- **The problem**: Check each line of the data for "deze" and select those that have it.

===============

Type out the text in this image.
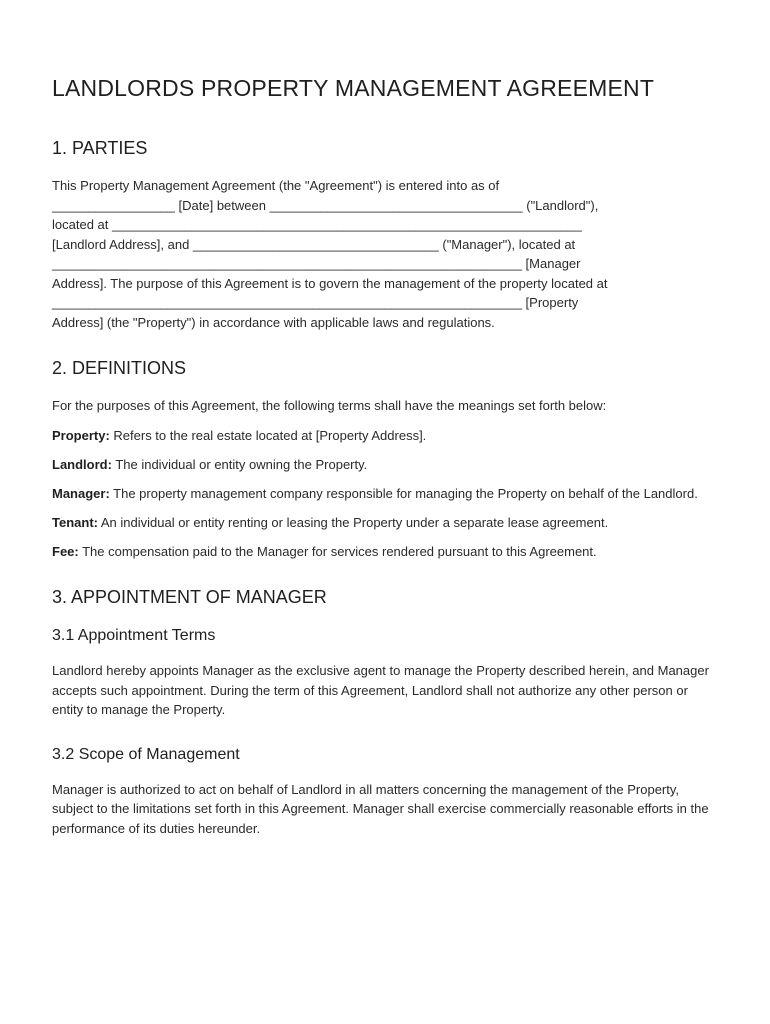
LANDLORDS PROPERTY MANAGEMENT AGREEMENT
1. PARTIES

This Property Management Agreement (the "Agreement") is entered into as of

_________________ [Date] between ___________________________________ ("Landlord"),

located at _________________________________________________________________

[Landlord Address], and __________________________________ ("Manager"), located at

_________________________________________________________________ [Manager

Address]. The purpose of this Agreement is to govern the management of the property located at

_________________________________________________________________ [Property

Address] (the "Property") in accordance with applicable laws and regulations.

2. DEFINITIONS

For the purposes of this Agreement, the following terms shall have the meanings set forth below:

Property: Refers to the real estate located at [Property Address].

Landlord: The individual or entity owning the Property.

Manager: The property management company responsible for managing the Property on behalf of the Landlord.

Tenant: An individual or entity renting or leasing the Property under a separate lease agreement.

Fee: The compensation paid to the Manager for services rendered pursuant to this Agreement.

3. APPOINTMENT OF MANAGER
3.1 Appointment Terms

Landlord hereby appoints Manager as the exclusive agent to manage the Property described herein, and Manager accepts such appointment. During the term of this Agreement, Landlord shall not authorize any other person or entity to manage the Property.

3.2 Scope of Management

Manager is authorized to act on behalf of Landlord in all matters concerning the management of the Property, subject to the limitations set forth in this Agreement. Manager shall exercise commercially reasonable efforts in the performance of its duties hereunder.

===============

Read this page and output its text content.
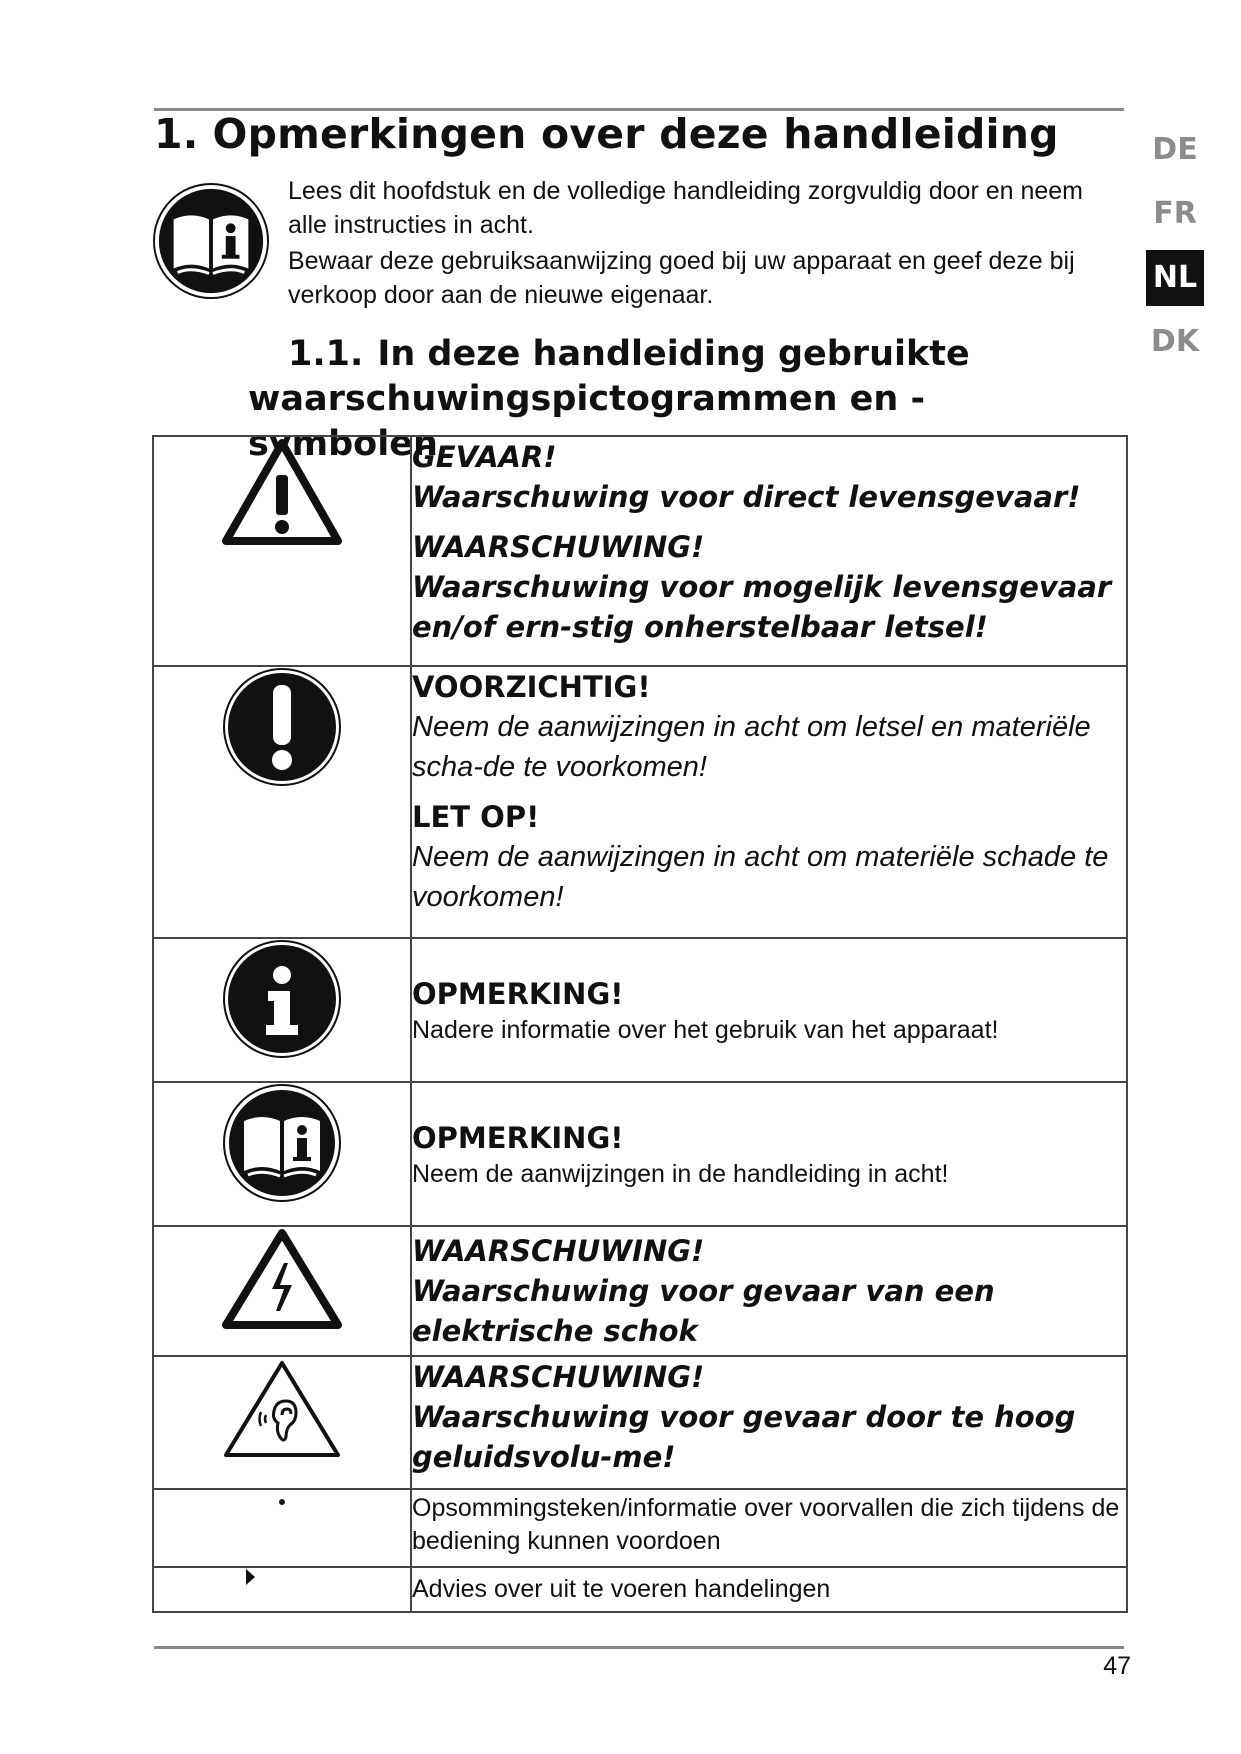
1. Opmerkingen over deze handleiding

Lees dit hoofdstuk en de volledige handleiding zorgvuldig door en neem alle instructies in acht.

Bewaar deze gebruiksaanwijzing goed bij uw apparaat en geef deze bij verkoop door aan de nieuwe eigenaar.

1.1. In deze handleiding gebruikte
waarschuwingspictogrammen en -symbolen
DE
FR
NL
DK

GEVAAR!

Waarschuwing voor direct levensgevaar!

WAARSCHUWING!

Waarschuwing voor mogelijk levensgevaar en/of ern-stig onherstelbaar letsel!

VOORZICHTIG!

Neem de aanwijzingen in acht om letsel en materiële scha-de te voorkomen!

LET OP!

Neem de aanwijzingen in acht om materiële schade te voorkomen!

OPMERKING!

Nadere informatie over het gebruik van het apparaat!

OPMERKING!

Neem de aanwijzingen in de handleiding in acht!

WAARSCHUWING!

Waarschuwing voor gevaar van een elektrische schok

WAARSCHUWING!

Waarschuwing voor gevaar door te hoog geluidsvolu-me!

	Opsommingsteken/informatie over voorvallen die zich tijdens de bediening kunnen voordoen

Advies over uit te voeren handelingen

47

===============

- **Output of the task**:
1. Opmerkingen over deze handleiding
Bewaar deze gebruiksaanwijzing goed bij uw apparaat en geef deze bij verkoop door aan de nieuwe eigenaar.
1.1. In deze handleiding gebruikte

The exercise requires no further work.